§ WRITTEN EXERCISE:
Look for the string "data" in the lines and copy each line that has it.
[START INPUT ROWS]
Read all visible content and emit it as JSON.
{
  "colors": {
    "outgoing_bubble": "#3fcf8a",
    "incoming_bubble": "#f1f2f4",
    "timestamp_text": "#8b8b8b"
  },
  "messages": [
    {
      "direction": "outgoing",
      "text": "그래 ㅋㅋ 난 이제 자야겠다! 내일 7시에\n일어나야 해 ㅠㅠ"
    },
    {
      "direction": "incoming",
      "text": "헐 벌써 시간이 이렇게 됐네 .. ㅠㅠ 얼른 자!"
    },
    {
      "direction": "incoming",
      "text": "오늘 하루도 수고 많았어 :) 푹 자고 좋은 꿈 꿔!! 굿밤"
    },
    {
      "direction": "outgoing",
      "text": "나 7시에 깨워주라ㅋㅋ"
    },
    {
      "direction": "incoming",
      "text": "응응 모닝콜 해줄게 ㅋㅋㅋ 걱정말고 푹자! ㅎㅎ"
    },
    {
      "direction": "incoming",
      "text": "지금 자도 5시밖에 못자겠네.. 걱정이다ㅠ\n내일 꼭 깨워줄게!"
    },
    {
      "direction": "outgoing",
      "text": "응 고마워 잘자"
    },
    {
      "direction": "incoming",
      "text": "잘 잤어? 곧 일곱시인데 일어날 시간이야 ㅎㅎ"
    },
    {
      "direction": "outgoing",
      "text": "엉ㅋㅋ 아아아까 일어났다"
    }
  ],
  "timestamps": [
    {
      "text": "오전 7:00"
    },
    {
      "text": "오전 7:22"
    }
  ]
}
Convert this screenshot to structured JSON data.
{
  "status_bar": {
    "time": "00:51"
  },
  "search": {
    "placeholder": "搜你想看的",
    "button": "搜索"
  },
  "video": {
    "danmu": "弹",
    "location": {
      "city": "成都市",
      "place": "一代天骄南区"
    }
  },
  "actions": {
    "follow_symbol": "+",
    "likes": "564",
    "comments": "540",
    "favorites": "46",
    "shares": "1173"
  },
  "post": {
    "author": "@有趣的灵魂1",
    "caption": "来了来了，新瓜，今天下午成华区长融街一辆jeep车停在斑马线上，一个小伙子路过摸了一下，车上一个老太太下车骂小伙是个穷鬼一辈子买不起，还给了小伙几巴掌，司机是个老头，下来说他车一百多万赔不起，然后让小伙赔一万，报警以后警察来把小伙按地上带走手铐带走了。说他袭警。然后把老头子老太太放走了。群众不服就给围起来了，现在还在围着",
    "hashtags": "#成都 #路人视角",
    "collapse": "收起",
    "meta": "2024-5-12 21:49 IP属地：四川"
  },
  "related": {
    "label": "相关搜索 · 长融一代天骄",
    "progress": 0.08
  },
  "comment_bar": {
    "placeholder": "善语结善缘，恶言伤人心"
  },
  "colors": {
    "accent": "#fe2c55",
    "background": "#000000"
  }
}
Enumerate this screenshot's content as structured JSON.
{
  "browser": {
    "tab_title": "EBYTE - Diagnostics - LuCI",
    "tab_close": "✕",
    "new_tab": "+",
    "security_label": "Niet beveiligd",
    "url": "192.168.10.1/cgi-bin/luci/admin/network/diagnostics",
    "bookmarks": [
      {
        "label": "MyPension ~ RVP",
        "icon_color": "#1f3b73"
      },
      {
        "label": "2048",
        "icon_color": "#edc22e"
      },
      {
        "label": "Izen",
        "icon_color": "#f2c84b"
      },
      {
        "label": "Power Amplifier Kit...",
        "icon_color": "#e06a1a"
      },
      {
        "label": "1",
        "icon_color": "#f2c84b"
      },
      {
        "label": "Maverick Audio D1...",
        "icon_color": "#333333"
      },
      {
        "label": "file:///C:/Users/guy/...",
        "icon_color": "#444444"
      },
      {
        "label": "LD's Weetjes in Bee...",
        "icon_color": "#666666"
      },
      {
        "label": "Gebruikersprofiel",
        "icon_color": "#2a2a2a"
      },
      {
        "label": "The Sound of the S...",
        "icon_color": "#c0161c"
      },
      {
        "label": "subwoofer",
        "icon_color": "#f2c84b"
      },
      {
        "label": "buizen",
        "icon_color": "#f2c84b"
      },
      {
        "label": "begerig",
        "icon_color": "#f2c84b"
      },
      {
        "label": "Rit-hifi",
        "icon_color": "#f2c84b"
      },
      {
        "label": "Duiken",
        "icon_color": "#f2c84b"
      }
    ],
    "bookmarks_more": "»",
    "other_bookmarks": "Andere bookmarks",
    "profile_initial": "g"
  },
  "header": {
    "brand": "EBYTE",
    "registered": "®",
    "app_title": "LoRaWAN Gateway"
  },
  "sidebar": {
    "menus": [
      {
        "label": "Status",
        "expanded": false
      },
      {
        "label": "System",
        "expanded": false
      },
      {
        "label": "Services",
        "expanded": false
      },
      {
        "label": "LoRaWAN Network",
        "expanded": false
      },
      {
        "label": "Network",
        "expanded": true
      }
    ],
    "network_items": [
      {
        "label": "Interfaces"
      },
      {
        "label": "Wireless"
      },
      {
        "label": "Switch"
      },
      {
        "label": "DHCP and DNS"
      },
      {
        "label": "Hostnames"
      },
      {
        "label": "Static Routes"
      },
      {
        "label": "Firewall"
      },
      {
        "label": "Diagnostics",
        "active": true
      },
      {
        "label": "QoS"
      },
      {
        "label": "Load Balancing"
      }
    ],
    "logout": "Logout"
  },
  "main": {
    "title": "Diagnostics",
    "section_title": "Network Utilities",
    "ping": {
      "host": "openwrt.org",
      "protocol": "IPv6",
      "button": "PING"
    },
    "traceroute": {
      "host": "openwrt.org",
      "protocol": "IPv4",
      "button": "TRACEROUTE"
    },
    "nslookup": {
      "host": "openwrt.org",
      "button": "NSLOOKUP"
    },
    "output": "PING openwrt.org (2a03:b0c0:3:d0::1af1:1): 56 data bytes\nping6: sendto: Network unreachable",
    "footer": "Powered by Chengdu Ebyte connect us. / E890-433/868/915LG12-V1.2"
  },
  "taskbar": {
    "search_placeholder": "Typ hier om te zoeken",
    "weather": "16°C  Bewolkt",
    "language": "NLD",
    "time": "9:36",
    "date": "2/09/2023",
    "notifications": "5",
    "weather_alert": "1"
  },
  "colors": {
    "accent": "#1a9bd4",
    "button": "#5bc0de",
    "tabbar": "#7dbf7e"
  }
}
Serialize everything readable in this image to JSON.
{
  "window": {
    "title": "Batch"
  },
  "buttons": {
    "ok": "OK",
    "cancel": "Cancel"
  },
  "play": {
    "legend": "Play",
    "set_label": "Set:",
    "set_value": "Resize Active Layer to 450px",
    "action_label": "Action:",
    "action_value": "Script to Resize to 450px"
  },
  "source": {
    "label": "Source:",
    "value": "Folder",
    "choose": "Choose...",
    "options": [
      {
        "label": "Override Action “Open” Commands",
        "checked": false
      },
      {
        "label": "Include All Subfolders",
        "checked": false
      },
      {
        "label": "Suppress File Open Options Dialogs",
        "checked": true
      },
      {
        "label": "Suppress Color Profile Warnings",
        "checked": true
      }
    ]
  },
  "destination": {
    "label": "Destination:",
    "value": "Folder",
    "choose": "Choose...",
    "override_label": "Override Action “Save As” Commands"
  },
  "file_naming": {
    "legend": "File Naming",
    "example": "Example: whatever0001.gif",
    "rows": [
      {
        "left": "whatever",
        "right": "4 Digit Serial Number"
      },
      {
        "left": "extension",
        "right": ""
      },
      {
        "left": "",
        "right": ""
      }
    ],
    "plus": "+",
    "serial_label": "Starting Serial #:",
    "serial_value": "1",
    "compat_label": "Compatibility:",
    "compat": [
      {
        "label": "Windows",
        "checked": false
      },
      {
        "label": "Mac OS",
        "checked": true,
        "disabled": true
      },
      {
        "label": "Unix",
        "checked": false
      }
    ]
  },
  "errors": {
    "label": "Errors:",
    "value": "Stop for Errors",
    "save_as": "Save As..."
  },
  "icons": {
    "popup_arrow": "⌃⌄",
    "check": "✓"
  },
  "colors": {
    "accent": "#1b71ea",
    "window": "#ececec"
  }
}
[END INPUT ROWS]
§ RESULT:
Convert this screenshot to structured JSON data.
    "output": "PING openwrt.org (2a03:b0c0:3:d0::1af1:1): 56 data bytes\nping6: sendto: Network unreachable",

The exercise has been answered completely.